> **Stated problem**: Give back the full material, exactly as it reads.

Items from a dataset:
════

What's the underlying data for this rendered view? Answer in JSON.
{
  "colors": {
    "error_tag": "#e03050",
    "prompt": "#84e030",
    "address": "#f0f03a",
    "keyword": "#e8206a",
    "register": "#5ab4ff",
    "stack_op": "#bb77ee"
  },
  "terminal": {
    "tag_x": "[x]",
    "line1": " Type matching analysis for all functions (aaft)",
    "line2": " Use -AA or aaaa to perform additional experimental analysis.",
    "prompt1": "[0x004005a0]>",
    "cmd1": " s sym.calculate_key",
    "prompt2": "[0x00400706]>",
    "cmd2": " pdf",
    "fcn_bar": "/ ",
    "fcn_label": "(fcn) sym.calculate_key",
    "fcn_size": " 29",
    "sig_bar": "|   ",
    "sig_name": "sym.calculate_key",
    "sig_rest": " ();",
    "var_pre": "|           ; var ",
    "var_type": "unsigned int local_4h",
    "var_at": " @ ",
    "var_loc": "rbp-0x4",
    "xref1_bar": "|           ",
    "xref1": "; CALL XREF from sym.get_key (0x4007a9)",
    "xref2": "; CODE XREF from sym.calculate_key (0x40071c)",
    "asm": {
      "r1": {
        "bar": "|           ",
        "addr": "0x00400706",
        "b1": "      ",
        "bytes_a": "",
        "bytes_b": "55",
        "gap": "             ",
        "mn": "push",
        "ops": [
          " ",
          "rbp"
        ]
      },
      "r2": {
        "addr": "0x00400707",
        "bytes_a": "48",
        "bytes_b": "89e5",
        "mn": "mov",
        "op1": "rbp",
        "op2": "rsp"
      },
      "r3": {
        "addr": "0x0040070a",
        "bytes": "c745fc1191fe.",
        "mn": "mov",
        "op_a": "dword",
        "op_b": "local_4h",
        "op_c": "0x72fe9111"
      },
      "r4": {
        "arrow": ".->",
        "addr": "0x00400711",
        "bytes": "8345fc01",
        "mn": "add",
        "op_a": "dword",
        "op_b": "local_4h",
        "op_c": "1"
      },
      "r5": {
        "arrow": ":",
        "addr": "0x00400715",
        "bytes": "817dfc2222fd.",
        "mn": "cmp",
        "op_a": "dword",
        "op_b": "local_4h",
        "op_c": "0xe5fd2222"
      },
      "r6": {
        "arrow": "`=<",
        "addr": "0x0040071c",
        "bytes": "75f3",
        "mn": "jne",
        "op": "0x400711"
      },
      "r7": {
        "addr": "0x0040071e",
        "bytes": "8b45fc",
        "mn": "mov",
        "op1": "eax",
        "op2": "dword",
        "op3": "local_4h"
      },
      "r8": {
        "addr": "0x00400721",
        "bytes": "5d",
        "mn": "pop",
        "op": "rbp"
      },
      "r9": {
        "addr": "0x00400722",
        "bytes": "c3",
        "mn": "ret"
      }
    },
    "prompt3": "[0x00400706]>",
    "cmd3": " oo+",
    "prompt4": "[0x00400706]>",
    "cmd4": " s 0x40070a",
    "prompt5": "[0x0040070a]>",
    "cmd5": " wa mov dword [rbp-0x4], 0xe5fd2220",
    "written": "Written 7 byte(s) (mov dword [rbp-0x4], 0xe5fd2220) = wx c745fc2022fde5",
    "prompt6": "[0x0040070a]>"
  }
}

════

> **Result**:
What's the underlying data for this rendered view? Answer in JSON.
{
  "colors": {
    "error_tag": "#e03050",
    "prompt": "#84e030",
    "address": "#f0f03a",
    "keyword": "#e8206a",
    "register": "#5ab4ff",
    "stack_op": "#bb77ee"
  },
  "terminal": {
    "tag_x": "[x]",
    "line1": " Type matching analysis for all functions (aaft)",
    "line2": " Use -AA or aaaa to perform additional experimental analysis.",
    "prompt1": "[0x004005a0]>",
    "cmd1": " s sym.calculate_key",
    "prompt2": "[0x00400706]>",
    "cmd2": " pdf",
    "fcn_bar": "/ ",
    "fcn_label": "(fcn) sym.calculate_key",
    "fcn_size": " 29",
    "sig_bar": "|   ",
    "sig_name": "sym.calculate_key",
    "sig_rest": " ();",
    "var_pre": "|           ; var ",
    "var_type": "unsigned int local_4h",
    "var_at": " @ ",
    "var_loc": "rbp-0x4",
    "xref1_bar": "|           ",
    "xref1": "; CALL XREF from sym.get_key (0x4007a9)",
    "xref2": "; CODE XREF from sym.calculate_key (0x40071c)",
    "asm": {
      "r1": {
        "bar": "|           ",
        "addr": "0x00400706",
        "b1": "      ",
        "bytes_a": "",
        "bytes_b": "55",
        "gap": "             ",
        "mn": "push",
        "ops": [
          " ",
          "rbp"
        ]
      },
      "r2": {
        "addr": "0x00400707",
        "bytes_a": "48",
        "bytes_b": "89e5",
        "mn": "mov",
        "op1": "rbp",
        "op2": "rsp"
      },
      "r3": {
        "addr": "0x0040070a",
        "bytes": "c745fc1191fe.",
        "mn": "mov",
        "op_a": "dword",
        "op_b": "local_4h",
        "op_c": "0x72fe9111"
      },
      "r4": {
        "arrow": ".->",
        "addr": "0x00400711",
        "bytes": "8345fc01",
        "mn": "add",
        "op_a": "dword",
        "op_b": "local_4h",
        "op_c": "1"
      },
      "r5": {
        "arrow": ":",
        "addr": "0x00400715",
        "bytes": "817dfc2222fd.",
        "mn": "cmp",
        "op_a": "dword",
        "op_b": "local_4h",
        "op_c": "0xe5fd2222"
      },
      "r6": {
        "arrow": "`=<",
        "addr": "0x0040071c",
        "bytes": "75f3",
        "mn": "jne",
        "op": "0x400711"
      },
      "r7": {
        "addr": "0x0040071e",
        "bytes": "8b45fc",
        "mn": "mov",
        "op1": "eax",
        "op2": "dword",
        "op3": "local_4h"
      },
      "r8": {
        "addr": "0x00400721",
        "bytes": "5d",
        "mn": "pop",
        "op": "rbp"
      },
      "r9": {
        "addr": "0x00400722",
        "bytes": "c3",
        "mn": "ret"
      }
    },
    "prompt3": "[0x00400706]>",
    "cmd3": " oo+",
    "prompt4": "[0x00400706]>",
    "cmd4": " s 0x40070a",
    "prompt5": "[0x0040070a]>",
    "cmd5": " wa mov dword [rbp-0x4], 0xe5fd2220",
    "written": "Written 7 byte(s) (mov dword [rbp-0x4], 0xe5fd2220) = wx c745fc2022fde5",
    "prompt6": "[0x0040070a]>"
  }
}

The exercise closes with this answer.